Data records:

◆ ◆ ◆ ◆

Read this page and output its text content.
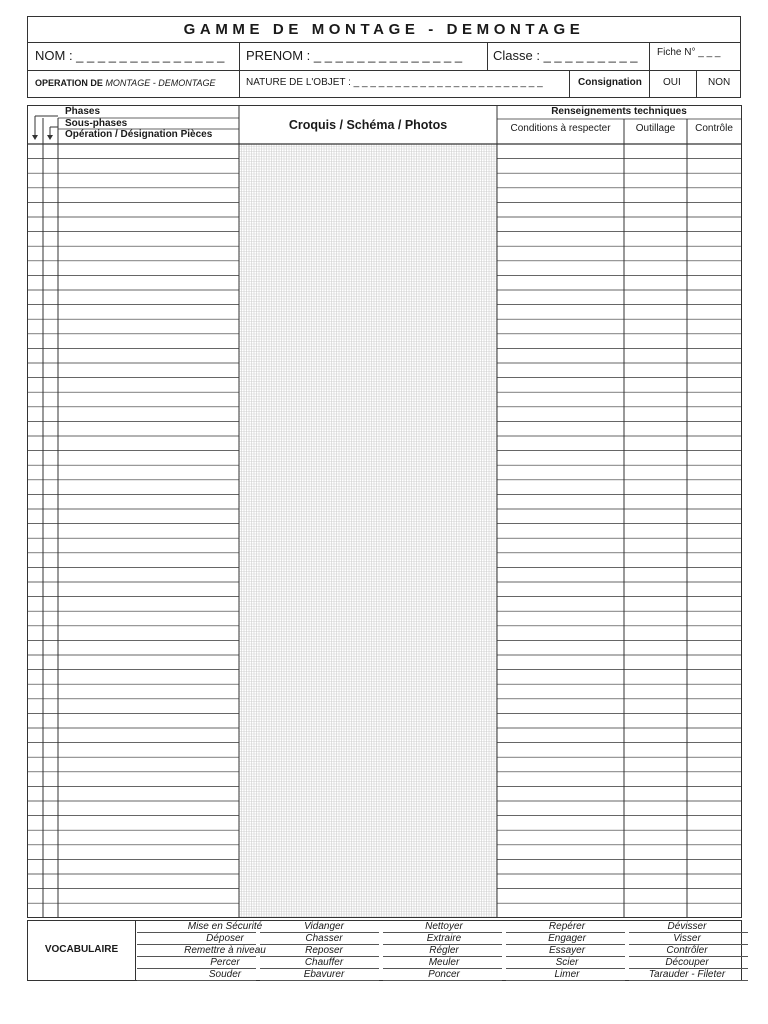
GAMME DE MONTAGE - DEMONTAGE
NOM : _ _ _ _ _ _ _ _ _ _ _ _ _ _ PRENOM : _ _ _ _ _ _ _ _ _ _ _ _ _ _ Classe : _ _ _ _ _ _ _ _ _ Fiche N° _ _ _
OPERATION DE MONTAGE - DEMONTAGE	NATURE DE L'OBJET : _ _ _ _ _ _ _ _ _ _ _ _ _ _ _ _ _ _ _ _ _ _ _	Consignation OUI	NON
Phases
Sous-phases
Opération / Désignation Pièces
Croquis / Schéma / Photos
Renseignements techniques
Conditions à respecter	Outillage	Contrôle
VOCABULAIRE
Mise en Sécurité	Vidanger	Nettoyer	Repérer	Dévisser
Déposer	Chasser	Extraire	Engager	Visser
Remettre à niveau	Reposer	Régler	Essayer	Contrôler
Percer	Chauffer	Meuler	Scier	Découper
Souder	Ebavurer	Poncer	Limer	Tarauder - Fileter
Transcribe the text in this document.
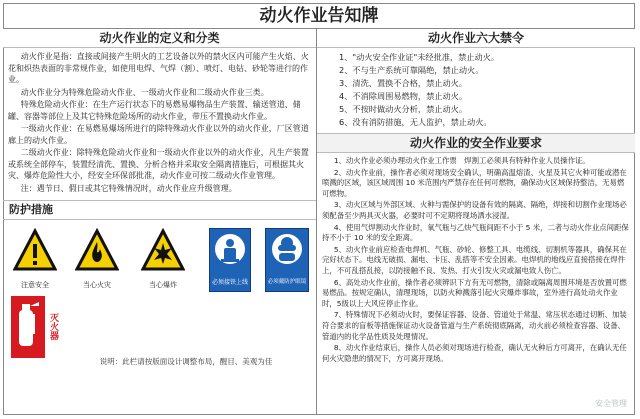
动火作业告知牌
动火作业的定义和分类

动火作业是指：直接或间接产生明火的工艺设备以外的禁火区内可能产生火焰、火花和炽热表面的非常规作业，如使用电焊、气焊（割）、喷灯、电钻、砂轮等进行的作业。

动火作业分为特殊危险动火作业、一级动火作业和二级动火作业三类。

特殊危险动火作业：在生产运行状态下的易燃易爆物品生产装置、输送管道、储罐、容器等部位上及其它特殊危险场所的动火作业，带压不置换动火作业。

一级动火作业：在易燃易爆场所进行的除特殊动火作业以外的动火作业，厂区管道廊上的动火作业。

二级动火作业：除特殊危险动火作业和一级动火作业以外的动火作业，凡生产装置或系统全部停车，装置经清洗、置换、分析合格并采取安全隔离措施后，可根据其火灾、爆炸危险性大小，经安全环保部批准，动火作业可按二级动火作业管理。

注：遇节日、假日或其它特殊情况时，动火作业应升级管理。

防护措施
注意安全	当心火灾	当心爆炸	必须接铁上线	必须戴防护眼镜
灭火器
说明：此栏请按版面设计调整布局，醒目、美观为佳
动火作业六大禁令
1、"动火安全作业证"未经批准，禁止动火。
2、不与生产系统可靠隔绝，禁止动火。
3、清洗、置换不合格，禁止动火。
4、不消除周围易燃物，禁止动火。
5、不按时做动火分析，禁止动火。
6、没有消防措施，无人监护，禁止动火。
动火作业的安全作业要求

1、动火作业必须办理动火作业工作票　焊割工必须具有特种作业人员操作证。

2、动火作业前，操作者必须对现场安全确认，明确高温熔渣、火星及其它火种可能或潜在喷溅的区域，该区域周围 10 米范围内严禁存在任何可燃物，确保动火区域保持整洁，无易燃可燃物。

3、动火区域与外部区域、火种与需保护的设备有效的隔离、隔绝，焊接和切割作业现场必须配备至少两具灭火器，必要时可不定期将现场洒水浸湿。

4、使用气焊割动火作业时，氧气瓶与乙炔气瓶间距不小于 5 米，二者与动火作业点间距保持不小于 10 米的安全距离。

5、动火作业前应检查电焊机、气瓶、砂轮、修整工具、电缆线、切割机等器具，确保其在完好状态下。电线无破损、漏电、卡压、乱搭等不安全因素。电焊机的地线应直接搭接在焊件上，不可乱搭乱接，以防接触不良、发热、打火引发火灾或漏电致人伤亡。

6、高处动火作业前，操作者必须辨识下方有无可燃物，清除或隔离周围环境是否放置可燃易燃品。按规定确认，清理现场，以防火种溅落引起火灾爆炸事故，室外进行高处动火作业时，5级以上大风应停止作业。

7、特殊情况下必须动火时，要保证容器、设备、管道处于常温、常压状态通过切断、加装符合要求的盲板等措施保证动火设备管道与生产系统彻底隔离，动火前必须检查容器、设备、管道内的化学品性质及处理情况。

8、动火作业结束后，操作人员必须对现场进行检查，确认无火种后方可离开，在确认无任何火灾隐患的情况下，方可离开现场。

安全管理
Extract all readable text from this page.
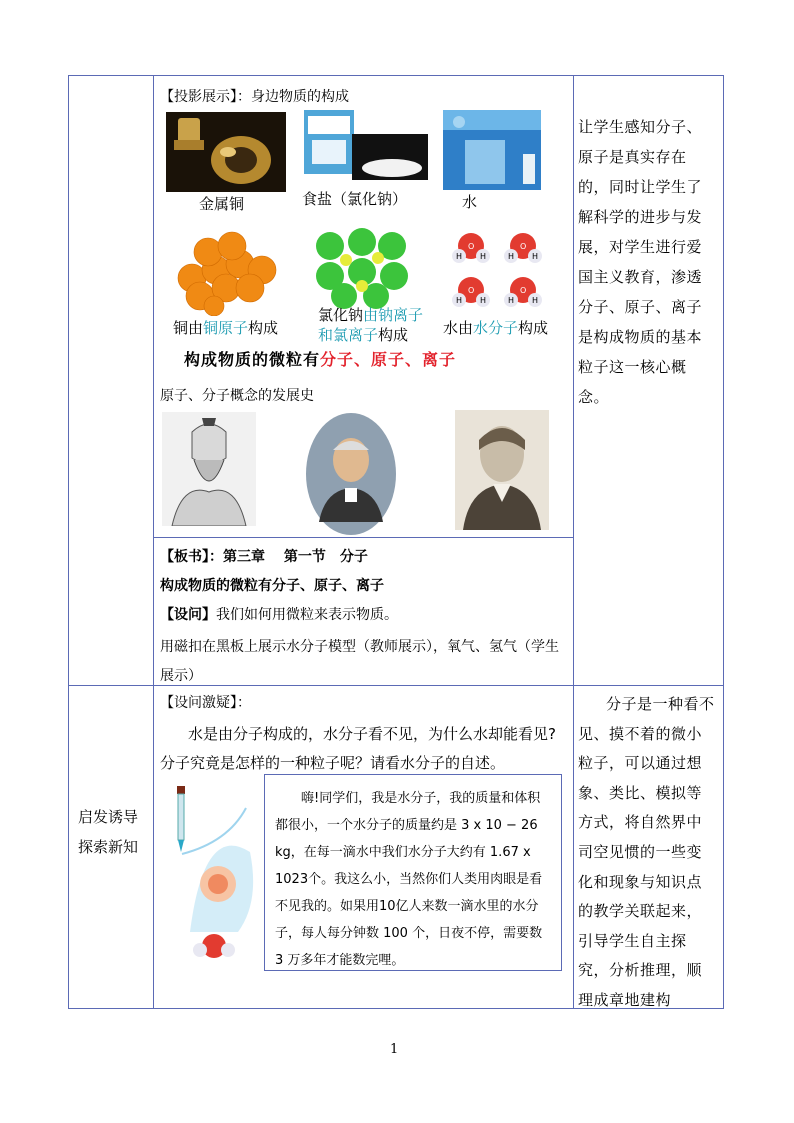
【投影展示】：身边物质的构成
金属铜	食盐（氯化钠）	水
铜由铜原子构成
氯化钠由钠离子
和氯离子构成
O
H H
O
H H
O
H H
O
H H
水由水分子构成
构成物质的微粒有分子、原子、离子
原子、分子概念的发展史
【板书】：第三章　 第一节　分子
构成物质的微粒有分子、原子、离子
【设问】我们如何用微粒来表示物质。
用磁扣在黑板上展示水分子模型（教师展示），氧气、氢气（学生展示）
让学生感知分子、原子是真实存在的，同时让学生了解科学的进步与发展，对学生进行爱国主义教育，渗透分子、原子、离子是构成物质的基本粒子这一核心概念。
启发诱导
探索新知
【设问激疑】：
水是由分子构成的，水分子看不见，为什么水却能看见?分子究竟是怎样的一种粒子呢？请看水分子的自述。
嗨!同学们，我是水分子，我的质量和体积都很小，一个水分子的质量约是 3 x 10 − 26 kg，在每一滴水中我们水分子大约有 1.67 x 1023个。我这么小，当然你们人类用肉眼是看不见我的。如果用10亿人来数一滴水里的水分子，每人每分钟数 100 个，日夜不停，需要数 3 万多年才能数完哩。
分子是一种看不见、摸不着的微小粒子，可以通过想象、类比、模拟等方式，将自然界中司空见惯的一些变化和现象与知识点的教学关联起来，引导学生自主探究，分析推理，顺理成章地建构
1
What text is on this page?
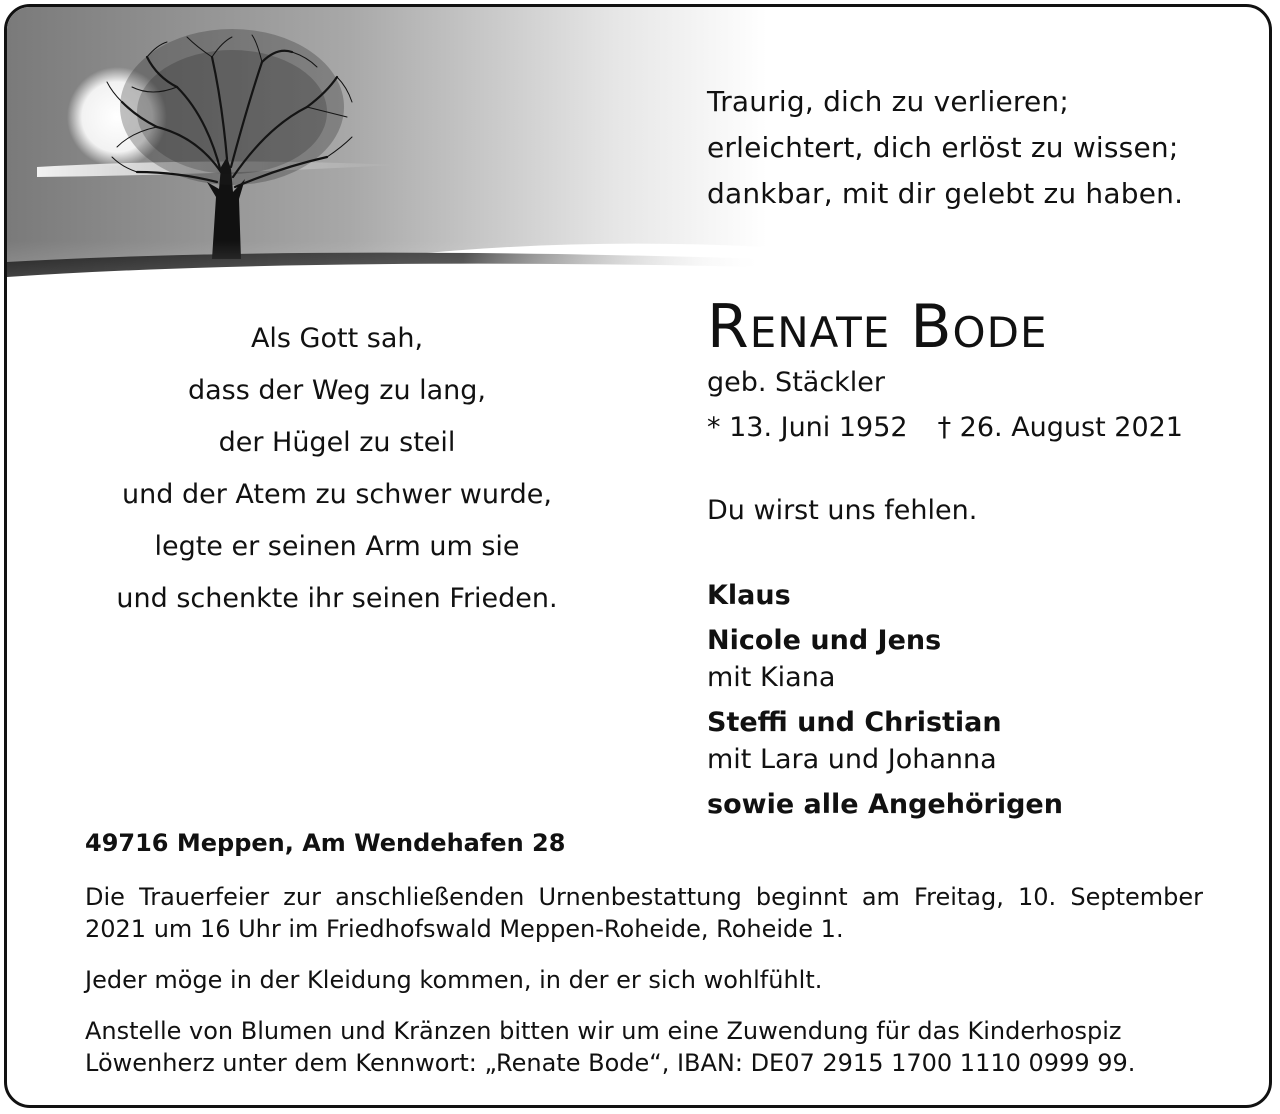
Traurig, dich zu verlieren;
erleichtert, dich erlöst zu wissen;
dankbar, mit dir gelebt zu haben.
Renate Bode
geb. Stäckler
* 13. Juni 1952 † 26. August 2021
Du wirst uns fehlen.
Als Gott sah,
dass der Weg zu lang,
der Hügel zu steil
und der Atem zu schwer wurde,
legte er seinen Arm um sie
und schenkte ihr seinen Frieden.	Klaus
Nicole und Jens
mit Kiana
Steffi und Christian
mit Lara und Johanna
sowie alle Angehörigen
49716 Meppen, Am Wendehafen 28
Die Trauerfeier zur anschließenden Urnenbestattung beginnt am Freitag, 10. September 2021 um 16 Uhr im Friedhofswald Meppen-Roheide, Roheide 1.
Jeder möge in der Kleidung kommen, in der er sich wohlfühlt.
Anstelle von Blumen und Kränzen bitten wir um eine Zuwendung für das Kinderhospiz Löwenherz unter dem Kennwort: „Renate Bode“, IBAN: DE07 2915 1700 1110 0999 99.
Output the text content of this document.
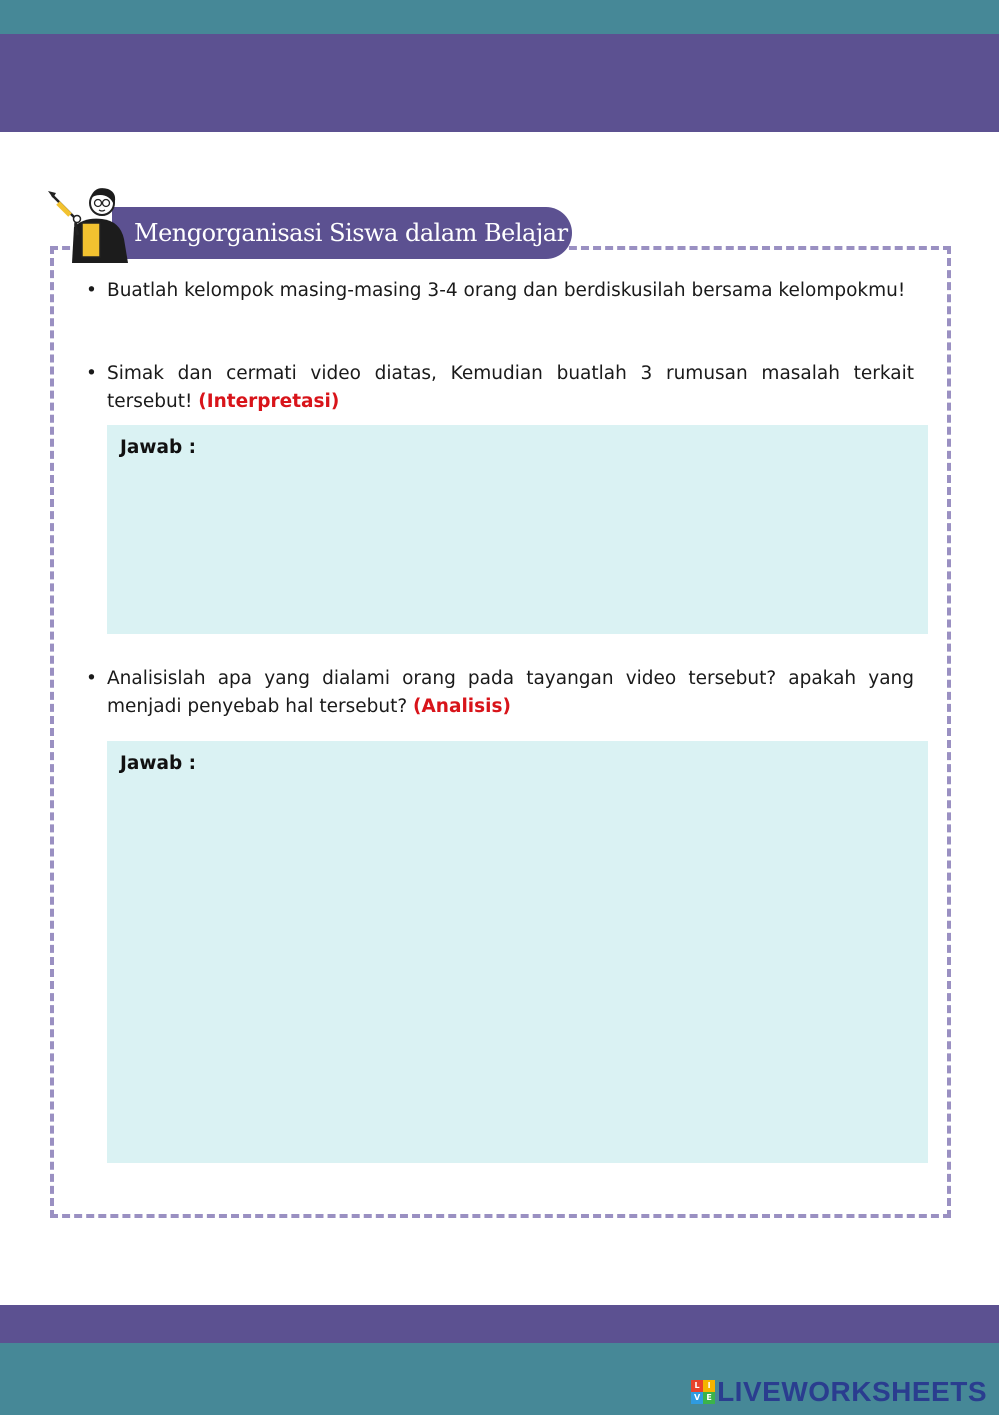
Mengorganisasi Siswa dalam Belajar
• Buatlah kelompok masing-masing 3-4 orang dan berdiskusilah bersama kelompokmu!
• Simak dan cermati video diatas, Kemudian buatlah 3 rumusan masalah terkait tersebut! (Interpretasi)
Jawab :
• Analisislah apa yang dialami orang pada tayangan video tersebut? apakah yang menjadi penyebab hal tersebut? (Analisis)
Jawab :
L I
V E LIVEWORKSHEETS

◆ ◆ ◆ ◆

Your goal:
Where a line holds "text", copy that line.

Answer to the task:
Read this page and output its text content.
Transcribe the text in this document.
Extract all readable text from this page.
What text is on this page?
Output the text content of this document.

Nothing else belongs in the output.